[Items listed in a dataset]
+ + +
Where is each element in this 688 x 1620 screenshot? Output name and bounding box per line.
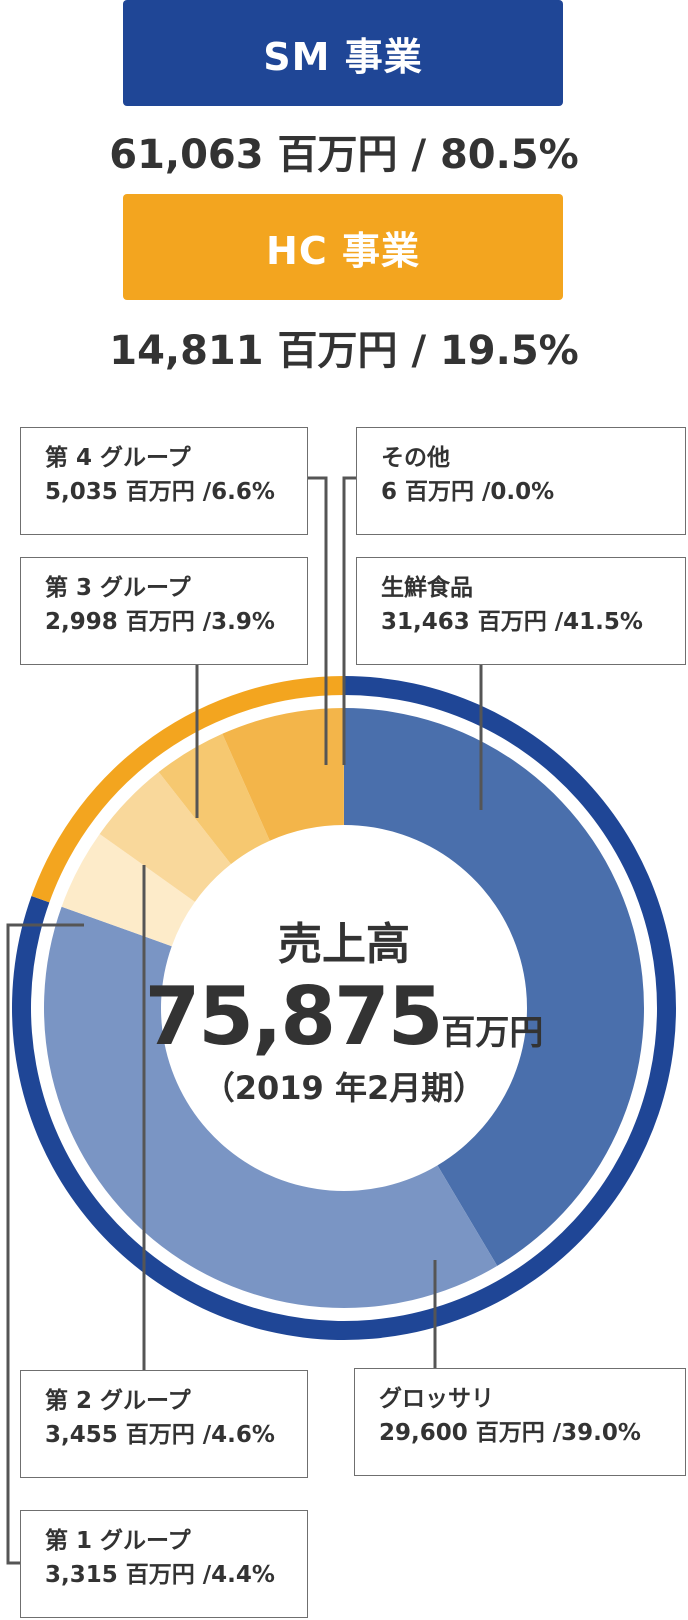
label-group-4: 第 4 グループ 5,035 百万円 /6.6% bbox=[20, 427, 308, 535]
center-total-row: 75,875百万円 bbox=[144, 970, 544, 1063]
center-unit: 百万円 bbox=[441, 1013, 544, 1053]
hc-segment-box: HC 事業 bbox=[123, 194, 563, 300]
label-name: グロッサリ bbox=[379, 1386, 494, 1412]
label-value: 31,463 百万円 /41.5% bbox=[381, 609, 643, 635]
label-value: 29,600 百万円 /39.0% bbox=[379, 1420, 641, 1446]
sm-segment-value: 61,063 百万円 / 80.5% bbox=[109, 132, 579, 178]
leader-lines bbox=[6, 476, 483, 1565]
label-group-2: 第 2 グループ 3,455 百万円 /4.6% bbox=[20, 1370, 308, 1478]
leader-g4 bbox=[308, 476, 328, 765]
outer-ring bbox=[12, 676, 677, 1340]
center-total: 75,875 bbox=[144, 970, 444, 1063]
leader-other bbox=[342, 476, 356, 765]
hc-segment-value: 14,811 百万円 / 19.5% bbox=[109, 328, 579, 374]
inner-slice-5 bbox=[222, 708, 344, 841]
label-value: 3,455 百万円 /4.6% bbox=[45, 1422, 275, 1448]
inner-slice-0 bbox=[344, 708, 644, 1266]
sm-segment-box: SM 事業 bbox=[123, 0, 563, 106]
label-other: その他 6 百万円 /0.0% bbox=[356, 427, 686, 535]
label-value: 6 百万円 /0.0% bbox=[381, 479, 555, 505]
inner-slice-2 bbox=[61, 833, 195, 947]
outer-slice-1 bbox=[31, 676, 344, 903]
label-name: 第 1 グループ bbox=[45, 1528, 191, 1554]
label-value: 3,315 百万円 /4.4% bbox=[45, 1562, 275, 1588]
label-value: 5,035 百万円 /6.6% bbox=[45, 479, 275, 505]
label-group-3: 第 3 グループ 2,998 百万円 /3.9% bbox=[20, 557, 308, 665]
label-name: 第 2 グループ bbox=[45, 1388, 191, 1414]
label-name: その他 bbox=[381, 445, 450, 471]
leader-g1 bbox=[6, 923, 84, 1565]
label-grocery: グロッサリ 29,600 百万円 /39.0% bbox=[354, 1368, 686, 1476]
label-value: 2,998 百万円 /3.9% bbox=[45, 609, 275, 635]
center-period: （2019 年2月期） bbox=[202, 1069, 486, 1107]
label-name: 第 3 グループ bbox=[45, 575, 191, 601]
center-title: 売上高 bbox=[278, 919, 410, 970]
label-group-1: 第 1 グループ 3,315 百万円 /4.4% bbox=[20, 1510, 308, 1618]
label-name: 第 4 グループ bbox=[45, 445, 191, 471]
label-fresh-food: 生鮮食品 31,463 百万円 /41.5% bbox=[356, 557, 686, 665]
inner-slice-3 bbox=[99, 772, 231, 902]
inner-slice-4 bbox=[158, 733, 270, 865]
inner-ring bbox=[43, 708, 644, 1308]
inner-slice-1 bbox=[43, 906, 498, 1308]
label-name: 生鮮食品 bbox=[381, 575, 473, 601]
+ + +
Task directions
Change "bbox" to "box" in every item above, keeping everything else the same, and write all the items out again without the pictures.

Task response
Where is each element in this 688 x 1620 screenshot? Output name and bounding box per line.
label-group-4: 第 4 グループ 5,035 百万円 /6.6% box=[20, 427, 308, 535]
center-total-row: 75,875百万円 box=[144, 970, 544, 1063]
center-unit: 百万円 box=[441, 1013, 544, 1053]
hc-segment-box: HC 事業 box=[123, 194, 563, 300]
label-name: グロッサリ box=[379, 1386, 494, 1412]
label-value: 31,463 百万円 /41.5% box=[381, 609, 643, 635]
label-value: 29,600 百万円 /39.0% box=[379, 1420, 641, 1446]
sm-segment-value: 61,063 百万円 / 80.5% box=[109, 132, 579, 178]
leader-lines box=[6, 476, 483, 1565]
label-group-2: 第 2 グループ 3,455 百万円 /4.6% box=[20, 1370, 308, 1478]
leader-g4 box=[308, 476, 328, 765]
outer-ring box=[12, 676, 677, 1340]
center-total: 75,875 box=[144, 970, 444, 1063]
leader-other box=[342, 476, 356, 765]
hc-segment-value: 14,811 百万円 / 19.5% box=[109, 328, 579, 374]
inner-slice-5 box=[222, 708, 344, 841]
label-value: 3,455 百万円 /4.6% box=[45, 1422, 275, 1448]
inner-slice-0 box=[344, 708, 644, 1266]
sm-segment-box: SM 事業 box=[123, 0, 563, 106]
label-other: その他 6 百万円 /0.0% box=[356, 427, 686, 535]
label-value: 6 百万円 /0.0% box=[381, 479, 555, 505]
inner-slice-2 box=[61, 833, 195, 947]
outer-slice-1 box=[31, 676, 344, 903]
label-name: 第 1 グループ box=[45, 1528, 191, 1554]
label-value: 3,315 百万円 /4.4% box=[45, 1562, 275, 1588]
label-value: 5,035 百万円 /6.6% box=[45, 479, 275, 505]
label-group-3: 第 3 グループ 2,998 百万円 /3.9% box=[20, 557, 308, 665]
label-name: 第 2 グループ box=[45, 1388, 191, 1414]
label-name: その他 box=[381, 445, 450, 471]
leader-g1 box=[6, 923, 84, 1565]
label-grocery: グロッサリ 29,600 百万円 /39.0% box=[354, 1368, 686, 1476]
label-value: 2,998 百万円 /3.9% box=[45, 609, 275, 635]
center-period: （2019 年2月期） box=[202, 1069, 486, 1107]
label-name: 第 3 グループ box=[45, 575, 191, 601]
center-title: 売上高 box=[278, 919, 410, 970]
label-group-1: 第 1 グループ 3,315 百万円 /4.4% box=[20, 1510, 308, 1618]
label-name: 第 4 グループ box=[45, 445, 191, 471]
label-fresh-food: 生鮮食品 31,463 百万円 /41.5% box=[356, 557, 686, 665]
inner-slice-3 box=[99, 772, 231, 902]
inner-slice-4 box=[158, 733, 270, 865]
inner-ring box=[43, 708, 644, 1308]
inner-slice-1 box=[43, 906, 498, 1308]
label-name: 生鮮食品 box=[381, 575, 473, 601]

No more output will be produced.